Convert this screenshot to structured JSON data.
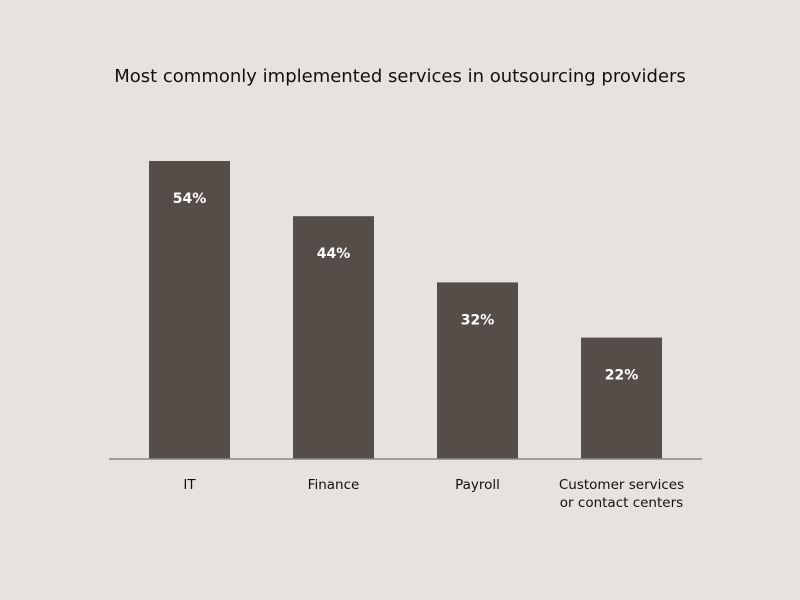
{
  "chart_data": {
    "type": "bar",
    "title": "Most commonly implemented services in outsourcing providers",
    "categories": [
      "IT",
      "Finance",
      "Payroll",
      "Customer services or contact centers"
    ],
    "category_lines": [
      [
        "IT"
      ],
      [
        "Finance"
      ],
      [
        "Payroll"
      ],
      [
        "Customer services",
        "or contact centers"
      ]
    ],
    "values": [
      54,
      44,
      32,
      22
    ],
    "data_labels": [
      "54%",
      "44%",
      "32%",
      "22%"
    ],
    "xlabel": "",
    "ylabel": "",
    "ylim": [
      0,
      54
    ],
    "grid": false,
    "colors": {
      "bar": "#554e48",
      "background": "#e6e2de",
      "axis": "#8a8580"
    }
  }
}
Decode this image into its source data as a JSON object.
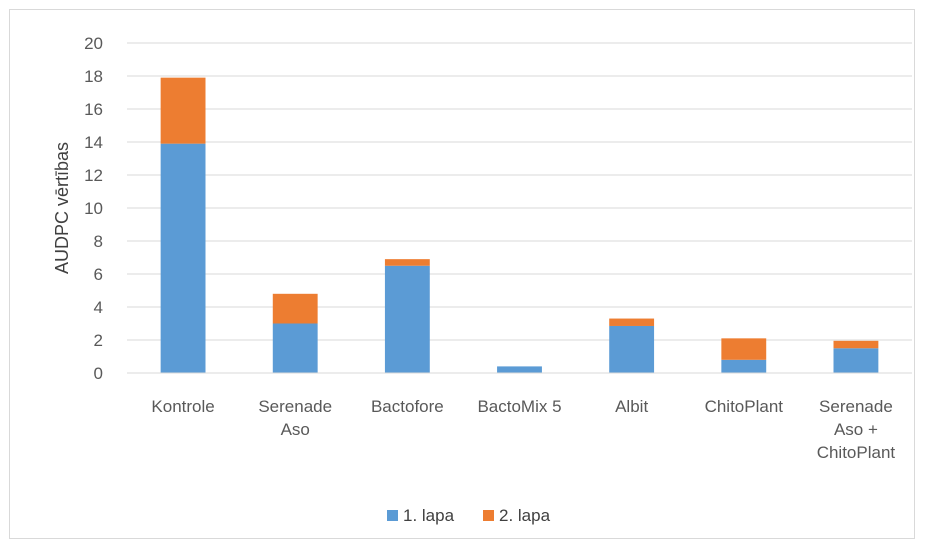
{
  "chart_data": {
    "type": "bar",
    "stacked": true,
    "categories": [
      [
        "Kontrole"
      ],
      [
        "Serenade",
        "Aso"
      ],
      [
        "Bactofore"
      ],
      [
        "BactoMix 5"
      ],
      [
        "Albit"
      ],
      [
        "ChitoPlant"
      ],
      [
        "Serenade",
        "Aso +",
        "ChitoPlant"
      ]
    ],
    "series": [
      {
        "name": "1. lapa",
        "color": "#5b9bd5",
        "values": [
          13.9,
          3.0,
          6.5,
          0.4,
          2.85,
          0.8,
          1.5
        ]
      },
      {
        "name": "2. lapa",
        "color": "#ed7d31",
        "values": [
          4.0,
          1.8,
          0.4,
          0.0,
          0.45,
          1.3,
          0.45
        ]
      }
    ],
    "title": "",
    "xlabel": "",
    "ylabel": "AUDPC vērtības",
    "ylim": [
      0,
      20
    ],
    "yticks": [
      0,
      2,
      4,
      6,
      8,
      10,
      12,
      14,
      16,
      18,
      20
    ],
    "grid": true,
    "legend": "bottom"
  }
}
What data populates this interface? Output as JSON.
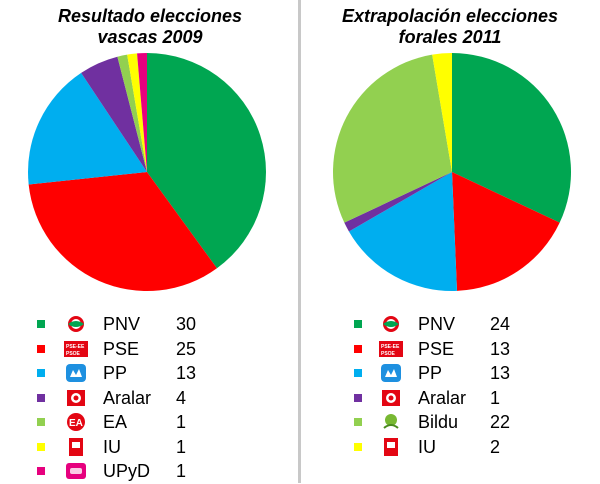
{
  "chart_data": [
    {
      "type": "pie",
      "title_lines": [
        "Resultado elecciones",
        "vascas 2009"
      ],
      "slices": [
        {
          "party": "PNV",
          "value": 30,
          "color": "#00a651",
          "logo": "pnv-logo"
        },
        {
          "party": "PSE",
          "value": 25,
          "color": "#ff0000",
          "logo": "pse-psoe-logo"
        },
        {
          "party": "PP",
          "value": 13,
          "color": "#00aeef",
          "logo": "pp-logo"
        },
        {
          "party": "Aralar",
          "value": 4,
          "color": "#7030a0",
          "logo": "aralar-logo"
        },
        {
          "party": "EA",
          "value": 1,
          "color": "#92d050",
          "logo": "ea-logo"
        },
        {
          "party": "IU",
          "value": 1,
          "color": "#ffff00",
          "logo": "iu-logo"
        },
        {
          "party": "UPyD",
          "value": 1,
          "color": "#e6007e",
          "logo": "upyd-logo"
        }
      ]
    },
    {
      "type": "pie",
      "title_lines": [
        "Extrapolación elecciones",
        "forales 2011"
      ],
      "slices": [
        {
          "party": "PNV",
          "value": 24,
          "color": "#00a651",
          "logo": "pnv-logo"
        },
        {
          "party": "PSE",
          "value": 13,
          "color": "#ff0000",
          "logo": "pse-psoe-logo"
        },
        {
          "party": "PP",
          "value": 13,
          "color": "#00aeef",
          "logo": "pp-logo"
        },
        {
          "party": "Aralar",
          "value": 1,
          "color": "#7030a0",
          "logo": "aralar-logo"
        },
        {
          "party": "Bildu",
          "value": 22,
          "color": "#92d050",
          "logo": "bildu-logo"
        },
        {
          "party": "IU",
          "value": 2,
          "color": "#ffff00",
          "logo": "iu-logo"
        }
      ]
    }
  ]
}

◇ ◇ ◇

# GIVEN TASK:
Go through the material above and print all of it exactly, except the pictures.

# FINAL RESULT:
Convert this screenshot to structured JSON data.
{
  "chart_data": {
    "type": "bar",
    "title": "Most commonly implemented services in outsourcing providers",
    "categories": [
      "IT",
      "Finance",
      "Payroll",
      "Customer services or contact centers"
    ],
    "category_lines": [
      [
        "IT"
      ],
      [
        "Finance"
      ],
      [
        "Payroll"
      ],
      [
        "Customer services",
        "or contact centers"
      ]
    ],
    "values": [
      54,
      44,
      32,
      22
    ],
    "data_labels": [
      "54%",
      "44%",
      "32%",
      "22%"
    ],
    "xlabel": "",
    "ylabel": "",
    "ylim": [
      0,
      54
    ],
    "grid": false,
    "colors": {
      "bar": "#554e48",
      "background": "#e6e2de",
      "axis": "#8a8580"
    }
  }
}
Decode this image into its source data as a JSON object.
{
  "chart_data": {
    "type": "bar",
    "stacked": true,
    "categories": [
      [
        "Kontrole"
      ],
      [
        "Serenade",
        "Aso"
      ],
      [
        "Bactofore"
      ],
      [
        "BactoMix 5"
      ],
      [
        "Albit"
      ],
      [
        "ChitoPlant"
      ],
      [
        "Serenade",
        "Aso +",
        "ChitoPlant"
      ]
    ],
    "series": [
      {
        "name": "1. lapa",
        "color": "#5b9bd5",
        "values": [
          13.9,
          3.0,
          6.5,
          0.4,
          2.85,
          0.8,
          1.5
        ]
      },
      {
        "name": "2. lapa",
        "color": "#ed7d31",
        "values": [
          4.0,
          1.8,
          0.4,
          0.0,
          0.45,
          1.3,
          0.45
        ]
      }
    ],
    "title": "",
    "xlabel": "",
    "ylabel": "AUDPC vērtības",
    "ylim": [
      0,
      20
    ],
    "yticks": [
      0,
      2,
      4,
      6,
      8,
      10,
      12,
      14,
      16,
      18,
      20
    ],
    "grid": true,
    "legend": "bottom"
  }
}
What data populates this interface? Output as JSON.
{
  "chart_data": [
    {
      "type": "pie",
      "title_lines": [
        "Resultado elecciones",
        "vascas 2009"
      ],
      "slices": [
        {
          "party": "PNV",
          "value": 30,
          "color": "#00a651",
          "logo": "pnv-logo"
        },
        {
          "party": "PSE",
          "value": 25,
          "color": "#ff0000",
          "logo": "pse-psoe-logo"
        },
        {
          "party": "PP",
          "value": 13,
          "color": "#00aeef",
          "logo": "pp-logo"
        },
        {
          "party": "Aralar",
          "value": 4,
          "color": "#7030a0",
          "logo": "aralar-logo"
        },
        {
          "party": "EA",
          "value": 1,
          "color": "#92d050",
          "logo": "ea-logo"
        },
        {
          "party": "IU",
          "value": 1,
          "color": "#ffff00",
          "logo": "iu-logo"
        },
        {
          "party": "UPyD",
          "value": 1,
          "color": "#e6007e",
          "logo": "upyd-logo"
        }
      ]
    },
    {
      "type": "pie",
      "title_lines": [
        "Extrapolación elecciones",
        "forales 2011"
      ],
      "slices": [
        {
          "party": "PNV",
          "value": 24,
          "color": "#00a651",
          "logo": "pnv-logo"
        },
        {
          "party": "PSE",
          "value": 13,
          "color": "#ff0000",
          "logo": "pse-psoe-logo"
        },
        {
          "party": "PP",
          "value": 13,
          "color": "#00aeef",
          "logo": "pp-logo"
        },
        {
          "party": "Aralar",
          "value": 1,
          "color": "#7030a0",
          "logo": "aralar-logo"
        },
        {
          "party": "Bildu",
          "value": 22,
          "color": "#92d050",
          "logo": "bildu-logo"
        },
        {
          "party": "IU",
          "value": 2,
          "color": "#ffff00",
          "logo": "iu-logo"
        }
      ]
    }
  ]
}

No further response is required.